[AIM]:
Reproduce the records below in full and word for word, excluding pictures.

[INPUT]:
## Begin

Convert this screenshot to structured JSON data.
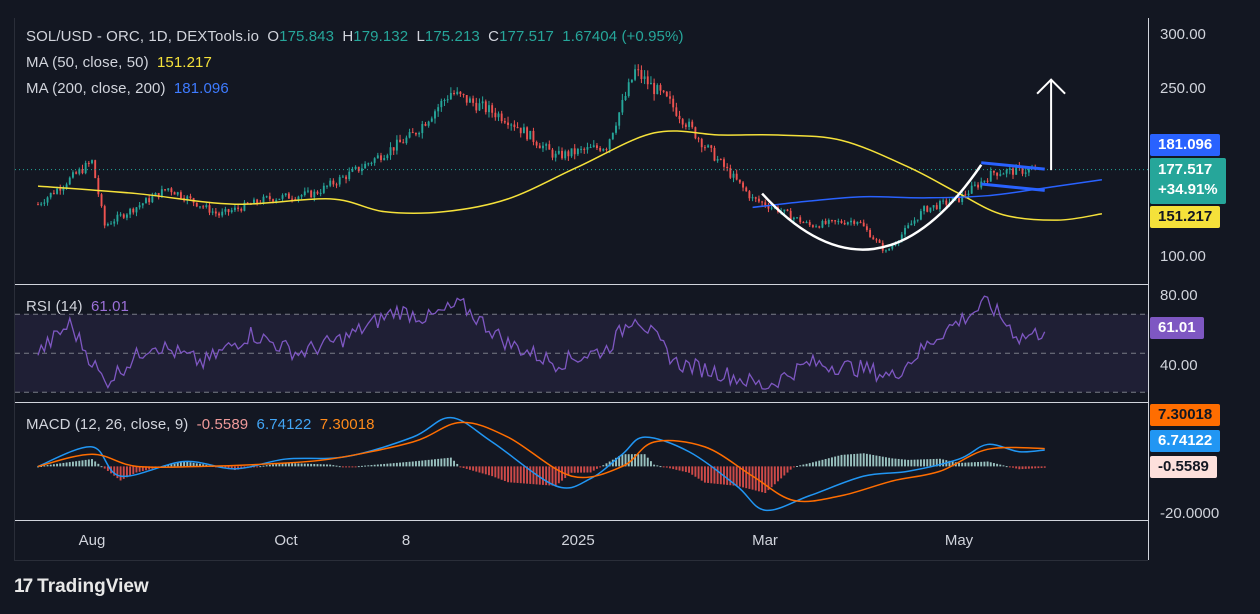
{
  "colors": {
    "background": "#131722",
    "up": "#26a69a",
    "down": "#ef5350",
    "ma50": "#f5e13a",
    "ma200": "#2962ff",
    "rsi": "#7e57c2",
    "macd": "#2196f3",
    "signal": "#ff6d00",
    "annotation": "#ffffff"
  },
  "logo": {
    "brand": "TradingView",
    "icon": "tradingview-logo-icon"
  },
  "legend_main": {
    "symbol": "SOL/USD - ORC, 1D, DEXTools.io",
    "open_key": "O",
    "open": "175.843",
    "high_key": "H",
    "high": "179.132",
    "low_key": "L",
    "low": "175.213",
    "close_key": "C",
    "close": "177.517",
    "change": "1.67404 (+0.95%)"
  },
  "legend_ma50": {
    "label": "MA (50, close, 50)",
    "value": "151.217"
  },
  "legend_ma200": {
    "label": "MA (200, close, 200)",
    "value": "181.096"
  },
  "legend_rsi": {
    "label": "RSI (14)",
    "value": "61.01"
  },
  "legend_macd": {
    "label": "MACD (12, 26, close, 9)",
    "hist": "-0.5589",
    "macd": "6.74122",
    "signal": "7.30018"
  },
  "price_tags": {
    "ma200": "181.096",
    "close": "177.517",
    "change": "+34.91%",
    "ma50": "151.217"
  },
  "rsi_tag": "61.01",
  "macd_tags": {
    "signal": "7.30018",
    "macd": "6.74122",
    "hist": "-0.5589"
  },
  "price_axis": [
    "300.00",
    "250.00",
    "100.00"
  ],
  "rsi_axis": [
    "80.00",
    "40.00"
  ],
  "macd_axis": [
    "-20.0000"
  ],
  "time_axis": [
    "Aug",
    "Oct",
    "8",
    "2025",
    "Mar",
    "May"
  ],
  "chart_data": [
    {
      "type": "candlestick",
      "title": "SOL/USD - ORC, 1D, DEXTools.io",
      "x_axis": [
        "Aug",
        "Oct",
        "8",
        "2025",
        "Mar",
        "May"
      ],
      "ylim": [
        70,
        320
      ],
      "close_trend": {
        "x": [
          "Jul 15",
          "Aug 1",
          "Aug 5",
          "Aug 25",
          "Sep 10",
          "Sep 25",
          "Oct 10",
          "Oct 25",
          "Nov 10",
          "Nov 22",
          "Dec 10",
          "Dec 25",
          "Jan 10",
          "Jan 19",
          "Jan 30",
          "Feb 10",
          "Feb 25",
          "Mar 5",
          "Mar 15",
          "Mar 30",
          "Apr 8",
          "Apr 20",
          "May 1",
          "May 12",
          "May 25"
        ],
        "values": [
          145,
          185,
          125,
          160,
          135,
          150,
          155,
          180,
          210,
          250,
          225,
          190,
          200,
          270,
          240,
          200,
          150,
          140,
          125,
          130,
          100,
          140,
          150,
          175,
          177.5
        ]
      },
      "series": [
        {
          "name": "MA (50, close, 50)",
          "x": [
            "Jul 15",
            "Aug 15",
            "Sep 15",
            "Oct 15",
            "Nov 1",
            "Nov 20",
            "Dec 10",
            "Jan 1",
            "Jan 25",
            "Feb 15",
            "Mar 5",
            "Mar 25",
            "Apr 15",
            "May 1",
            "May 15",
            "Jun 1",
            "Jun 15"
          ],
          "values": [
            162,
            155,
            145,
            150,
            138,
            138,
            150,
            180,
            212,
            210,
            210,
            205,
            180,
            155,
            135,
            130,
            136
          ]
        },
        {
          "name": "MA (200, close, 200)",
          "x": [
            "Feb 25",
            "Mar 15",
            "Apr 1",
            "Apr 20",
            "May 10",
            "Jun 1",
            "Jun 15"
          ],
          "values": [
            142,
            148,
            152,
            151,
            153,
            162,
            168
          ]
        }
      ],
      "annotations": {
        "cup_curve": {
          "x": [
            "Feb 28",
            "Apr 5",
            "May 8"
          ],
          "values": [
            155,
            94,
            182
          ]
        },
        "flag_channel": {
          "x": [
            "May 8",
            "May 28"
          ],
          "upper": [
            184,
            178
          ],
          "lower": [
            164,
            158
          ]
        },
        "arrow": {
          "x": "May 30",
          "from": 177,
          "to": 262
        }
      }
    },
    {
      "type": "line",
      "title": "RSI (14)",
      "ylim": [
        25,
        85
      ],
      "bands": [
        70,
        50,
        30
      ],
      "series": [
        {
          "name": "RSI (14)",
          "x": [
            "Jul 15",
            "Jul 25",
            "Aug 5",
            "Aug 20",
            "Sep 5",
            "Sep 20",
            "Oct 5",
            "Oct 20",
            "Nov 5",
            "Nov 15",
            "Nov 25",
            "Dec 10",
            "Dec 25",
            "Jan 10",
            "Jan 19",
            "Feb 1",
            "Feb 15",
            "Mar 1",
            "Mar 15",
            "Apr 1",
            "Apr 10",
            "Apr 25",
            "May 10",
            "May 20",
            "May 28"
          ],
          "values": [
            50,
            65,
            35,
            55,
            45,
            60,
            50,
            58,
            72,
            68,
            75,
            55,
            45,
            52,
            70,
            45,
            40,
            33,
            45,
            42,
            38,
            60,
            76,
            58,
            61.01
          ]
        }
      ]
    },
    {
      "type": "line",
      "title": "MACD (12, 26, close, 9)",
      "ylim": [
        -22,
        26
      ],
      "series": [
        {
          "name": "MACD",
          "x": [
            "Jul 15",
            "Aug 1",
            "Aug 10",
            "Aug 30",
            "Sep 15",
            "Oct 1",
            "Oct 20",
            "Nov 10",
            "Nov 22",
            "Dec 5",
            "Dec 25",
            "Jan 5",
            "Jan 15",
            "Jan 22",
            "Feb 5",
            "Feb 20",
            "Mar 1",
            "Mar 15",
            "Apr 1",
            "Apr 15",
            "May 1",
            "May 10",
            "May 20",
            "May 28"
          ],
          "values": [
            0,
            8,
            -4,
            2,
            -1,
            3,
            4,
            12,
            20,
            10,
            -8,
            -5,
            5,
            12,
            6,
            -8,
            -18,
            -12,
            -4,
            -2,
            3,
            9,
            6,
            6.74
          ]
        },
        {
          "name": "Signal",
          "x": [
            "Jul 15",
            "Aug 1",
            "Aug 15",
            "Sep 5",
            "Sep 25",
            "Oct 15",
            "Nov 10",
            "Nov 25",
            "Dec 10",
            "Dec 30",
            "Jan 15",
            "Jan 25",
            "Feb 10",
            "Feb 25",
            "Mar 10",
            "Mar 25",
            "Apr 10",
            "Apr 25",
            "May 10",
            "May 28"
          ],
          "values": [
            0,
            5,
            0,
            0,
            1,
            3,
            10,
            18,
            12,
            -4,
            0,
            10,
            8,
            -4,
            -14,
            -12,
            -6,
            -2,
            7,
            7.3
          ]
        }
      ]
    }
  ]
}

## End

[WRITTEN SOLUTION]:
Convert this screenshot to structured JSON data.
{
  "colors": {
    "background": "#131722",
    "up": "#26a69a",
    "down": "#ef5350",
    "ma50": "#f5e13a",
    "ma200": "#2962ff",
    "rsi": "#7e57c2",
    "macd": "#2196f3",
    "signal": "#ff6d00",
    "annotation": "#ffffff"
  },
  "logo": {
    "brand": "TradingView",
    "icon": "tradingview-logo-icon"
  },
  "legend_main": {
    "symbol": "SOL/USD - ORC, 1D, DEXTools.io",
    "open_key": "O",
    "open": "175.843",
    "high_key": "H",
    "high": "179.132",
    "low_key": "L",
    "low": "175.213",
    "close_key": "C",
    "close": "177.517",
    "change": "1.67404 (+0.95%)"
  },
  "legend_ma50": {
    "label": "MA (50, close, 50)",
    "value": "151.217"
  },
  "legend_ma200": {
    "label": "MA (200, close, 200)",
    "value": "181.096"
  },
  "legend_rsi": {
    "label": "RSI (14)",
    "value": "61.01"
  },
  "legend_macd": {
    "label": "MACD (12, 26, close, 9)",
    "hist": "-0.5589",
    "macd": "6.74122",
    "signal": "7.30018"
  },
  "price_tags": {
    "ma200": "181.096",
    "close": "177.517",
    "change": "+34.91%",
    "ma50": "151.217"
  },
  "rsi_tag": "61.01",
  "macd_tags": {
    "signal": "7.30018",
    "macd": "6.74122",
    "hist": "-0.5589"
  },
  "price_axis": [
    "300.00",
    "250.00",
    "100.00"
  ],
  "rsi_axis": [
    "80.00",
    "40.00"
  ],
  "macd_axis": [
    "-20.0000"
  ],
  "time_axis": [
    "Aug",
    "Oct",
    "8",
    "2025",
    "Mar",
    "May"
  ],
  "chart_data": [
    {
      "type": "candlestick",
      "title": "SOL/USD - ORC, 1D, DEXTools.io",
      "x_axis": [
        "Aug",
        "Oct",
        "8",
        "2025",
        "Mar",
        "May"
      ],
      "ylim": [
        70,
        320
      ],
      "close_trend": {
        "x": [
          "Jul 15",
          "Aug 1",
          "Aug 5",
          "Aug 25",
          "Sep 10",
          "Sep 25",
          "Oct 10",
          "Oct 25",
          "Nov 10",
          "Nov 22",
          "Dec 10",
          "Dec 25",
          "Jan 10",
          "Jan 19",
          "Jan 30",
          "Feb 10",
          "Feb 25",
          "Mar 5",
          "Mar 15",
          "Mar 30",
          "Apr 8",
          "Apr 20",
          "May 1",
          "May 12",
          "May 25"
        ],
        "values": [
          145,
          185,
          125,
          160,
          135,
          150,
          155,
          180,
          210,
          250,
          225,
          190,
          200,
          270,
          240,
          200,
          150,
          140,
          125,
          130,
          100,
          140,
          150,
          175,
          177.5
        ]
      },
      "series": [
        {
          "name": "MA (50, close, 50)",
          "x": [
            "Jul 15",
            "Aug 15",
            "Sep 15",
            "Oct 15",
            "Nov 1",
            "Nov 20",
            "Dec 10",
            "Jan 1",
            "Jan 25",
            "Feb 15",
            "Mar 5",
            "Mar 25",
            "Apr 15",
            "May 1",
            "May 15",
            "Jun 1",
            "Jun 15"
          ],
          "values": [
            162,
            155,
            145,
            150,
            138,
            138,
            150,
            180,
            212,
            210,
            210,
            205,
            180,
            155,
            135,
            130,
            136
          ]
        },
        {
          "name": "MA (200, close, 200)",
          "x": [
            "Feb 25",
            "Mar 15",
            "Apr 1",
            "Apr 20",
            "May 10",
            "Jun 1",
            "Jun 15"
          ],
          "values": [
            142,
            148,
            152,
            151,
            153,
            162,
            168
          ]
        }
      ],
      "annotations": {
        "cup_curve": {
          "x": [
            "Feb 28",
            "Apr 5",
            "May 8"
          ],
          "values": [
            155,
            94,
            182
          ]
        },
        "flag_channel": {
          "x": [
            "May 8",
            "May 28"
          ],
          "upper": [
            184,
            178
          ],
          "lower": [
            164,
            158
          ]
        },
        "arrow": {
          "x": "May 30",
          "from": 177,
          "to": 262
        }
      }
    },
    {
      "type": "line",
      "title": "RSI (14)",
      "ylim": [
        25,
        85
      ],
      "bands": [
        70,
        50,
        30
      ],
      "series": [
        {
          "name": "RSI (14)",
          "x": [
            "Jul 15",
            "Jul 25",
            "Aug 5",
            "Aug 20",
            "Sep 5",
            "Sep 20",
            "Oct 5",
            "Oct 20",
            "Nov 5",
            "Nov 15",
            "Nov 25",
            "Dec 10",
            "Dec 25",
            "Jan 10",
            "Jan 19",
            "Feb 1",
            "Feb 15",
            "Mar 1",
            "Mar 15",
            "Apr 1",
            "Apr 10",
            "Apr 25",
            "May 10",
            "May 20",
            "May 28"
          ],
          "values": [
            50,
            65,
            35,
            55,
            45,
            60,
            50,
            58,
            72,
            68,
            75,
            55,
            45,
            52,
            70,
            45,
            40,
            33,
            45,
            42,
            38,
            60,
            76,
            58,
            61.01
          ]
        }
      ]
    },
    {
      "type": "line",
      "title": "MACD (12, 26, close, 9)",
      "ylim": [
        -22,
        26
      ],
      "series": [
        {
          "name": "MACD",
          "x": [
            "Jul 15",
            "Aug 1",
            "Aug 10",
            "Aug 30",
            "Sep 15",
            "Oct 1",
            "Oct 20",
            "Nov 10",
            "Nov 22",
            "Dec 5",
            "Dec 25",
            "Jan 5",
            "Jan 15",
            "Jan 22",
            "Feb 5",
            "Feb 20",
            "Mar 1",
            "Mar 15",
            "Apr 1",
            "Apr 15",
            "May 1",
            "May 10",
            "May 20",
            "May 28"
          ],
          "values": [
            0,
            8,
            -4,
            2,
            -1,
            3,
            4,
            12,
            20,
            10,
            -8,
            -5,
            5,
            12,
            6,
            -8,
            -18,
            -12,
            -4,
            -2,
            3,
            9,
            6,
            6.74
          ]
        },
        {
          "name": "Signal",
          "x": [
            "Jul 15",
            "Aug 1",
            "Aug 15",
            "Sep 5",
            "Sep 25",
            "Oct 15",
            "Nov 10",
            "Nov 25",
            "Dec 10",
            "Dec 30",
            "Jan 15",
            "Jan 25",
            "Feb 10",
            "Feb 25",
            "Mar 10",
            "Mar 25",
            "Apr 10",
            "Apr 25",
            "May 10",
            "May 28"
          ],
          "values": [
            0,
            5,
            0,
            0,
            1,
            3,
            10,
            18,
            12,
            -4,
            0,
            10,
            8,
            -4,
            -14,
            -12,
            -6,
            -2,
            7,
            7.3
          ]
        }
      ]
    }
  ]
}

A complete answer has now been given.